**Exercise instructions:**
Read through the records below and copy each line that uses the word "open".

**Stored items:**
↓

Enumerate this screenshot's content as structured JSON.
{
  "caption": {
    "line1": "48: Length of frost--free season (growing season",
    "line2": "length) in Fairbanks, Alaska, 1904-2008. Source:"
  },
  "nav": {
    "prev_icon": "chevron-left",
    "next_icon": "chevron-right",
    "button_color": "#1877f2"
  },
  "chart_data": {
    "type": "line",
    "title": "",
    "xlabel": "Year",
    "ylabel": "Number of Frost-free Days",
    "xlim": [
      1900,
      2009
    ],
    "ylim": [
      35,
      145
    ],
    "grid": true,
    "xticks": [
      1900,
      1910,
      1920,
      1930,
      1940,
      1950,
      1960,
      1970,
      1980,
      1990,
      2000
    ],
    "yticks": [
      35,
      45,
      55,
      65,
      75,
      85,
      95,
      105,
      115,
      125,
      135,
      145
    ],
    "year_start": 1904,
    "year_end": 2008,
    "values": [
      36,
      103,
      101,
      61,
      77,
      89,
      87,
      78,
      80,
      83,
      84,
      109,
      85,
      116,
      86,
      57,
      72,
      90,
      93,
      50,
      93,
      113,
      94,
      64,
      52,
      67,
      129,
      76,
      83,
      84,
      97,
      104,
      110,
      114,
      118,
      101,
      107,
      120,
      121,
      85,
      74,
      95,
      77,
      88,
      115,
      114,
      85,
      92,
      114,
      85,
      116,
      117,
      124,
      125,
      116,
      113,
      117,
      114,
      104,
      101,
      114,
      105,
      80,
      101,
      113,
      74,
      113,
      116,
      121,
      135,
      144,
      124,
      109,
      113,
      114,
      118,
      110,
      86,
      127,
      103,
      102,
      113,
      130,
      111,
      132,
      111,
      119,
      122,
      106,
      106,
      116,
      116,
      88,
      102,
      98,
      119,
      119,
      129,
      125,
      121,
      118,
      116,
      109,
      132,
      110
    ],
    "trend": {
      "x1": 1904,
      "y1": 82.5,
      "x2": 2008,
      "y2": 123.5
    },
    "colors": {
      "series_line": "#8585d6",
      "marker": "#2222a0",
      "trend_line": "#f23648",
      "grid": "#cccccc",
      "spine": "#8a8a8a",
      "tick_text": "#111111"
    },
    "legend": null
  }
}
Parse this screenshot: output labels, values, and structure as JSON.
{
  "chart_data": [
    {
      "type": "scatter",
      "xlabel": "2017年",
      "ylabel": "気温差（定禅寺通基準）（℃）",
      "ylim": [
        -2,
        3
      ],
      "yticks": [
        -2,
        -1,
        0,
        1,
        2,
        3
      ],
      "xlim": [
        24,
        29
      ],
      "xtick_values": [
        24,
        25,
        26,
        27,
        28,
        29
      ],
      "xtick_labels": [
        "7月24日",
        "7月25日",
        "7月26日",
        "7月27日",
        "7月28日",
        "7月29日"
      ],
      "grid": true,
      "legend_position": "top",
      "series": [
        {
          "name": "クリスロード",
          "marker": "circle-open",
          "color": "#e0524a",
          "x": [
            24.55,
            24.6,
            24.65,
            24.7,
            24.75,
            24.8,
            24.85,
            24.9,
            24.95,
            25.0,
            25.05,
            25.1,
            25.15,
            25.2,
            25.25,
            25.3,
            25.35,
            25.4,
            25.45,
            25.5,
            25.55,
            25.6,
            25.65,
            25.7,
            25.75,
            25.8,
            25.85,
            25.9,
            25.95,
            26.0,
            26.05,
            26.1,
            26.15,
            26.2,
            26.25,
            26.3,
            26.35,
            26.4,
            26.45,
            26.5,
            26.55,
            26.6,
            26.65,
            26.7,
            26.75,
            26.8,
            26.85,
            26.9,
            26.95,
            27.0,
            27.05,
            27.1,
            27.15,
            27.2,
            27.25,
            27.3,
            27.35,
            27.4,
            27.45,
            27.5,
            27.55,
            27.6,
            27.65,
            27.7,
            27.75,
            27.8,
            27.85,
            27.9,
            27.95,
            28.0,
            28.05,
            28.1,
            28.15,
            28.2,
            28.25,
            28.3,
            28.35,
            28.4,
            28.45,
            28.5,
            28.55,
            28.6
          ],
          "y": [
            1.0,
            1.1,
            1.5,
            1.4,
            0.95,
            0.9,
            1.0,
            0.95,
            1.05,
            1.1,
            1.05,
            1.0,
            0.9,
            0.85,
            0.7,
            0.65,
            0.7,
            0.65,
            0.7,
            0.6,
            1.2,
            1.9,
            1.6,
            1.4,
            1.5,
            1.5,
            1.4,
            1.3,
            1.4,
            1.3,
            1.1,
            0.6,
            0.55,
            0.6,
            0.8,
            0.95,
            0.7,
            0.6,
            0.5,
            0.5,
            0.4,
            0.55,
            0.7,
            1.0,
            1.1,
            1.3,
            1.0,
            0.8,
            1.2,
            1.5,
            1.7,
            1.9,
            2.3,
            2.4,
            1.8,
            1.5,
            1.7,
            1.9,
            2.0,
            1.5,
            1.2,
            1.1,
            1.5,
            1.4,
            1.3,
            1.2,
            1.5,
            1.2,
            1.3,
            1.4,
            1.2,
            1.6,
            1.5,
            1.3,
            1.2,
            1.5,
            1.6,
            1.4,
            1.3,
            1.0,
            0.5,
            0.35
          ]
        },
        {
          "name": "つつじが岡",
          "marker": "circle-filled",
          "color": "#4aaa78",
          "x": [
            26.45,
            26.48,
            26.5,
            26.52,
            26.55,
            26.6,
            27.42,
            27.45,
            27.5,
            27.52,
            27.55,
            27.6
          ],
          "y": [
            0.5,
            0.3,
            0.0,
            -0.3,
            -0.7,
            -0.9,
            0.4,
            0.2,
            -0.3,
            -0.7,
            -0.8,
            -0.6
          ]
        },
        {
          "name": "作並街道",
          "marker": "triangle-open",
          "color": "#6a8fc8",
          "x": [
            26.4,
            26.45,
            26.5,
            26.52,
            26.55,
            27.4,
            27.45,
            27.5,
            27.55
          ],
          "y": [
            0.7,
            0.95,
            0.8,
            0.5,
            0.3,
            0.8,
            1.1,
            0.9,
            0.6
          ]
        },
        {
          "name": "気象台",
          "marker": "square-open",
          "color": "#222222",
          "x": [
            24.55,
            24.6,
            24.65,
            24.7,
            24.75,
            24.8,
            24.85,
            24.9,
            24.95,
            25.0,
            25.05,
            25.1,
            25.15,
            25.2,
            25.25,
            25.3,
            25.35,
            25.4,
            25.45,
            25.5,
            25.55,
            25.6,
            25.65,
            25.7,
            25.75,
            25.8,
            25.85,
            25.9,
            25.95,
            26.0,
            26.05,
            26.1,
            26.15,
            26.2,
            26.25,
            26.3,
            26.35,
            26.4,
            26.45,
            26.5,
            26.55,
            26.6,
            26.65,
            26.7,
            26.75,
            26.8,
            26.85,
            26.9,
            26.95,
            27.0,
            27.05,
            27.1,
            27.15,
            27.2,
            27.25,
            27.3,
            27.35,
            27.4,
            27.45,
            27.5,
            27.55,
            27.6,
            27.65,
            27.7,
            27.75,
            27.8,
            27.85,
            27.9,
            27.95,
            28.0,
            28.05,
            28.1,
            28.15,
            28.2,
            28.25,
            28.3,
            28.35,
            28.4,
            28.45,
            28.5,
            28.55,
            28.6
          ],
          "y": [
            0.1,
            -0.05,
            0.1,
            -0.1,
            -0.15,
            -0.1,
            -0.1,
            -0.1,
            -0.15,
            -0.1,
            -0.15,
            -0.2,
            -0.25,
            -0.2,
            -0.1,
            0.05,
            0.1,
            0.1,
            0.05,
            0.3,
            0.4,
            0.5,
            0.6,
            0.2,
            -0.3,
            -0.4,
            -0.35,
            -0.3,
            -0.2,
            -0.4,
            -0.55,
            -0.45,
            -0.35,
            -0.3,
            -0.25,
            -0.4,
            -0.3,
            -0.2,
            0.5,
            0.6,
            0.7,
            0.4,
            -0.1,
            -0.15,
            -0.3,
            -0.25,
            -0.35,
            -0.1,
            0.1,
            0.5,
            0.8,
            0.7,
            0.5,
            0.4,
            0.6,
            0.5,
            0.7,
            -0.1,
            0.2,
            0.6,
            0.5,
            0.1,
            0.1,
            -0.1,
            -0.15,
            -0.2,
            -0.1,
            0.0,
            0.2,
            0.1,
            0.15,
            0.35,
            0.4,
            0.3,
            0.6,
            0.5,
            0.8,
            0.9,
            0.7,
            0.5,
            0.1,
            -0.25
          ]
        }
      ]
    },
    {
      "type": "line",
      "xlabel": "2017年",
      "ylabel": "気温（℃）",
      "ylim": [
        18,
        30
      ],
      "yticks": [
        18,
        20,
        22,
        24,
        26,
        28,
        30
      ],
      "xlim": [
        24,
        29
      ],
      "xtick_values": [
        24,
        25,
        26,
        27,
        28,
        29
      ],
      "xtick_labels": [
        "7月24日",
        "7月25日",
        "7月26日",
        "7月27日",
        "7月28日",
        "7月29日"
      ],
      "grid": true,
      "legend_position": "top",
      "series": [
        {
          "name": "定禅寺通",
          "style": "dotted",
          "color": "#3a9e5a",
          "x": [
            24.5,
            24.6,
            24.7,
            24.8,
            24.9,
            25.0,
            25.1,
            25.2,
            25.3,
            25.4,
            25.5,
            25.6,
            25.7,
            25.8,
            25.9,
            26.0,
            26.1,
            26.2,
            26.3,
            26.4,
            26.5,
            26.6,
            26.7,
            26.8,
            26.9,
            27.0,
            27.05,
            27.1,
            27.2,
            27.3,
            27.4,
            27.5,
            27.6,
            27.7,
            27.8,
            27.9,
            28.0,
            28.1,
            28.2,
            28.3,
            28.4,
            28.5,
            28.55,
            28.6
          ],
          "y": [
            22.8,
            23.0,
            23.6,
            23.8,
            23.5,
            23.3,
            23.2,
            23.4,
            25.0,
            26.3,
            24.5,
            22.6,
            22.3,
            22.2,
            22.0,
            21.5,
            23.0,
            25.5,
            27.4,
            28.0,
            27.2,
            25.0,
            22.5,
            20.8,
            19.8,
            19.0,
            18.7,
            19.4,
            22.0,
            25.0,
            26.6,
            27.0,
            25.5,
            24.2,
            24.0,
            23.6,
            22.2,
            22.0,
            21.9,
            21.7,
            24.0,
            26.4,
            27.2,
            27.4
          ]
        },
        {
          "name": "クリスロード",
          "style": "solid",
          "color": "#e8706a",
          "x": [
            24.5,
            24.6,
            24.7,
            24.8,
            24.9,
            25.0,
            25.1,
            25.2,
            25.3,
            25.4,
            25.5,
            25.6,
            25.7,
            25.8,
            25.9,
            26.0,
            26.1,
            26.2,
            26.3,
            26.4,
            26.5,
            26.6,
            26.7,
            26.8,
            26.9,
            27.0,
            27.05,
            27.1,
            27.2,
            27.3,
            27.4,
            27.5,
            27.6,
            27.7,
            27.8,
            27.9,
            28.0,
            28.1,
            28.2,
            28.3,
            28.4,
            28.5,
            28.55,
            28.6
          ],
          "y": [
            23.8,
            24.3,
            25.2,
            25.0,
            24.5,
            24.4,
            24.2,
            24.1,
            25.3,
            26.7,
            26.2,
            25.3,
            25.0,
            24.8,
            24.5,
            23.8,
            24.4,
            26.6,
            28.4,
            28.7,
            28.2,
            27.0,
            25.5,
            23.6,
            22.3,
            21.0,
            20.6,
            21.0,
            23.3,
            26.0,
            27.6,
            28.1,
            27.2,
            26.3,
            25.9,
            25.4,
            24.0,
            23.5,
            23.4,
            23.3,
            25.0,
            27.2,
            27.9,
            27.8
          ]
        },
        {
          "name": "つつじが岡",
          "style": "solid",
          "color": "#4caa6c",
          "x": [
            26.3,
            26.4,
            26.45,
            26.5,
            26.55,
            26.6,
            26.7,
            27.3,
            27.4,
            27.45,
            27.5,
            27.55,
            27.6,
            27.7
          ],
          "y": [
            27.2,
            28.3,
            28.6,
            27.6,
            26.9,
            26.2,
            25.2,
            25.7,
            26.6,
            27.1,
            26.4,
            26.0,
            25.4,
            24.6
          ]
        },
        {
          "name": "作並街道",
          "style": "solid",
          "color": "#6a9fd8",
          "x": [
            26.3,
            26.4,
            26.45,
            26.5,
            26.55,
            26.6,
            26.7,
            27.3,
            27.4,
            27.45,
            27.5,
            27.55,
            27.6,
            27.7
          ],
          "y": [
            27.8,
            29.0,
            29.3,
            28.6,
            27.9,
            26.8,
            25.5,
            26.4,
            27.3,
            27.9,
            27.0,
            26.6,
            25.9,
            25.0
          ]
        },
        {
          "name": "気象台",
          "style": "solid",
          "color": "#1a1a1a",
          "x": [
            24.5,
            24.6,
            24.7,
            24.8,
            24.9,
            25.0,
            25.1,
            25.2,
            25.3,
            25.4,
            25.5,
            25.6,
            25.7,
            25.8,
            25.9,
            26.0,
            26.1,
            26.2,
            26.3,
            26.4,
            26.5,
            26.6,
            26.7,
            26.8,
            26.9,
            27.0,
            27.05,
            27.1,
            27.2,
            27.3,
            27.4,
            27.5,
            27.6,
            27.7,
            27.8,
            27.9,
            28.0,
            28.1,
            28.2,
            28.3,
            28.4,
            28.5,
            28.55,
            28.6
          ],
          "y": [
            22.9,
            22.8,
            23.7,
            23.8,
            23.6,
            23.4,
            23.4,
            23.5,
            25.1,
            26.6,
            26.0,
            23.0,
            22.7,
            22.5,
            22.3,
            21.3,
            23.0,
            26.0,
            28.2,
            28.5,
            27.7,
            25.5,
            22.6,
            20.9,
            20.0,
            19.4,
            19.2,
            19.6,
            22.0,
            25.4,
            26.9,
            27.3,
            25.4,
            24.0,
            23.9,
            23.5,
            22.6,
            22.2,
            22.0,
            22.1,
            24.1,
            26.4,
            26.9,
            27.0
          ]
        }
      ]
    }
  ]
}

↑

**Written solution:**
          "marker": "circle-open",
          "marker": "triangle-open",
          "marker": "square-open",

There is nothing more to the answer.